The request: Repeat each line exactly, leaving nothing out.

Information given:
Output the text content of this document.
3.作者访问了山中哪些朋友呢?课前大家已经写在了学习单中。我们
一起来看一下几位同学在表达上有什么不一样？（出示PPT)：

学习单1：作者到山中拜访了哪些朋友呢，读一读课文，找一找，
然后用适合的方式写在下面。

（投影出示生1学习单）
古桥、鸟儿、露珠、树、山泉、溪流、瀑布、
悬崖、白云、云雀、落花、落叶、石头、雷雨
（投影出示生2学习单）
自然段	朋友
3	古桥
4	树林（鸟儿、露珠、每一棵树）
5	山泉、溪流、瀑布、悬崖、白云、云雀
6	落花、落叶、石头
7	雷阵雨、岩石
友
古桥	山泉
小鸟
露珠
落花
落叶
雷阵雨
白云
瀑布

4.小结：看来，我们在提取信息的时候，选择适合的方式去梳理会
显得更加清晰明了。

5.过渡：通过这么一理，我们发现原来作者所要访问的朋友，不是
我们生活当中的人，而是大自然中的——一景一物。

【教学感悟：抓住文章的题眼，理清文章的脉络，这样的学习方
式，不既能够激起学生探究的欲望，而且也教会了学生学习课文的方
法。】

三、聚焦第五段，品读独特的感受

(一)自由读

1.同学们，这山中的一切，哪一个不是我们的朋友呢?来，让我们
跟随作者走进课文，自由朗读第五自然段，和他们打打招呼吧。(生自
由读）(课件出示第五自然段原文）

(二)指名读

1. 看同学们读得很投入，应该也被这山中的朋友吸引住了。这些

Task output:
Output the text content of this document.
3.作者访问了山中哪些朋友呢?课前大家已经写在了学习单中。我们
一起来看一下几位同学在表达上有什么不一样？（出示PPT)：

学习单1：作者到山中拜访了哪些朋友呢，读一读课文，找一找，
然后用适合的方式写在下面。

（投影出示生1学习单）
古桥、鸟儿、露珠、树、山泉、溪流、瀑布、
悬崖、白云、云雀、落花、落叶、石头、雷雨
（投影出示生2学习单）
自然段	朋友
3	古桥
4	树林（鸟儿、露珠、每一棵树）
5	山泉、溪流、瀑布、悬崖、白云、云雀
6	落花、落叶、石头
7	雷阵雨、岩石
友
古桥	山泉
小鸟
露珠
落花
落叶
雷阵雨
白云
瀑布

4.小结：看来，我们在提取信息的时候，选择适合的方式去梳理会
显得更加清晰明了。

5.过渡：通过这么一理，我们发现原来作者所要访问的朋友，不是
我们生活当中的人，而是大自然中的——一景一物。

【教学感悟：抓住文章的题眼，理清文章的脉络，这样的学习方
式，不既能够激起学生探究的欲望，而且也教会了学生学习课文的方
法。】

三、聚焦第五段，品读独特的感受

(一)自由读

1.同学们，这山中的一切，哪一个不是我们的朋友呢?来，让我们
跟随作者走进课文，自由朗读第五自然段，和他们打打招呼吧。(生自
由读）(课件出示第五自然段原文）

(二)指名读

1. 看同学们读得很投入，应该也被这山中的朋友吸引住了。这些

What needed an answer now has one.